### [Records from a collection]
= = =

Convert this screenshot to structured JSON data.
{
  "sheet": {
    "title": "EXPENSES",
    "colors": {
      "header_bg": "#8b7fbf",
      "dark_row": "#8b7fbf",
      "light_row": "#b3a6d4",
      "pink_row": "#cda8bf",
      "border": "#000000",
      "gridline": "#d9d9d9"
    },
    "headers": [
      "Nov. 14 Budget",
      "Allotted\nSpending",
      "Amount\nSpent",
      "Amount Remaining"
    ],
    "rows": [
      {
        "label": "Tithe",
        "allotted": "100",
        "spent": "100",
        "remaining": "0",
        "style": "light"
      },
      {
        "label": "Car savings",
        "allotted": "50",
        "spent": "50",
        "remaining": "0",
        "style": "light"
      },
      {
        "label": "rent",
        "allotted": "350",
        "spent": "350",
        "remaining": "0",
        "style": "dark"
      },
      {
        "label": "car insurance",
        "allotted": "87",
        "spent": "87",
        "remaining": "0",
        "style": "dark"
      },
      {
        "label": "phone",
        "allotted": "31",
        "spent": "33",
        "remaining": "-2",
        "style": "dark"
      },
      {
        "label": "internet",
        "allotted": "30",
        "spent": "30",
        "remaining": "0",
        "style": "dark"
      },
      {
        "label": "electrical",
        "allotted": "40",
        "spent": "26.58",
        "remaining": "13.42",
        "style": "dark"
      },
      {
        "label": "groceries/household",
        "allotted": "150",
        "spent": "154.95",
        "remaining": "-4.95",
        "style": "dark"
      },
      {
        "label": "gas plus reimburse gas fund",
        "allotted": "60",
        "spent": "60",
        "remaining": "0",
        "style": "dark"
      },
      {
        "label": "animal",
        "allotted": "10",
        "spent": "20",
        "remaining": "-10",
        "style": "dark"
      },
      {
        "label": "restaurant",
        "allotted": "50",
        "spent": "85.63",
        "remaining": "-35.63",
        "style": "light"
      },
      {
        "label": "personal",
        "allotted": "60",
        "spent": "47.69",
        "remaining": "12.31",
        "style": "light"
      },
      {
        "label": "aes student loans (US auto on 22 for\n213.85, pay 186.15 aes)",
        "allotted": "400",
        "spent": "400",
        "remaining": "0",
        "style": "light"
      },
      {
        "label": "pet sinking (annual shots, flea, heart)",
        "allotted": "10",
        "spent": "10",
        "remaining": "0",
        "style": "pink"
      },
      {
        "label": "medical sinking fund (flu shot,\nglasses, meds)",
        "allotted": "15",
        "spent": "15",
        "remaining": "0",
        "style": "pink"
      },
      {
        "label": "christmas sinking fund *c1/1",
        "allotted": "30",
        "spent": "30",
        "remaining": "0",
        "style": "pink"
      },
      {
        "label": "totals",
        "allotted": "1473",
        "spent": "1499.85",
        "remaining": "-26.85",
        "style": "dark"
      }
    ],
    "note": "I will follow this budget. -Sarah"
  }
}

= = =

### [TASK DIRECTIONS]
Make an exact copy of every entry.

### [OUTPUT]
Convert this screenshot to structured JSON data.
{
  "sheet": {
    "title": "EXPENSES",
    "colors": {
      "header_bg": "#8b7fbf",
      "dark_row": "#8b7fbf",
      "light_row": "#b3a6d4",
      "pink_row": "#cda8bf",
      "border": "#000000",
      "gridline": "#d9d9d9"
    },
    "headers": [
      "Nov. 14 Budget",
      "Allotted\nSpending",
      "Amount\nSpent",
      "Amount Remaining"
    ],
    "rows": [
      {
        "label": "Tithe",
        "allotted": "100",
        "spent": "100",
        "remaining": "0",
        "style": "light"
      },
      {
        "label": "Car savings",
        "allotted": "50",
        "spent": "50",
        "remaining": "0",
        "style": "light"
      },
      {
        "label": "rent",
        "allotted": "350",
        "spent": "350",
        "remaining": "0",
        "style": "dark"
      },
      {
        "label": "car insurance",
        "allotted": "87",
        "spent": "87",
        "remaining": "0",
        "style": "dark"
      },
      {
        "label": "phone",
        "allotted": "31",
        "spent": "33",
        "remaining": "-2",
        "style": "dark"
      },
      {
        "label": "internet",
        "allotted": "30",
        "spent": "30",
        "remaining": "0",
        "style": "dark"
      },
      {
        "label": "electrical",
        "allotted": "40",
        "spent": "26.58",
        "remaining": "13.42",
        "style": "dark"
      },
      {
        "label": "groceries/household",
        "allotted": "150",
        "spent": "154.95",
        "remaining": "-4.95",
        "style": "dark"
      },
      {
        "label": "gas plus reimburse gas fund",
        "allotted": "60",
        "spent": "60",
        "remaining": "0",
        "style": "dark"
      },
      {
        "label": "animal",
        "allotted": "10",
        "spent": "20",
        "remaining": "-10",
        "style": "dark"
      },
      {
        "label": "restaurant",
        "allotted": "50",
        "spent": "85.63",
        "remaining": "-35.63",
        "style": "light"
      },
      {
        "label": "personal",
        "allotted": "60",
        "spent": "47.69",
        "remaining": "12.31",
        "style": "light"
      },
      {
        "label": "aes student loans (US auto on 22 for\n213.85, pay 186.15 aes)",
        "allotted": "400",
        "spent": "400",
        "remaining": "0",
        "style": "light"
      },
      {
        "label": "pet sinking (annual shots, flea, heart)",
        "allotted": "10",
        "spent": "10",
        "remaining": "0",
        "style": "pink"
      },
      {
        "label": "medical sinking fund (flu shot,\nglasses, meds)",
        "allotted": "15",
        "spent": "15",
        "remaining": "0",
        "style": "pink"
      },
      {
        "label": "christmas sinking fund *c1/1",
        "allotted": "30",
        "spent": "30",
        "remaining": "0",
        "style": "pink"
      },
      {
        "label": "totals",
        "allotted": "1473",
        "spent": "1499.85",
        "remaining": "-26.85",
        "style": "dark"
      }
    ],
    "note": "I will follow this budget. -Sarah"
  }
}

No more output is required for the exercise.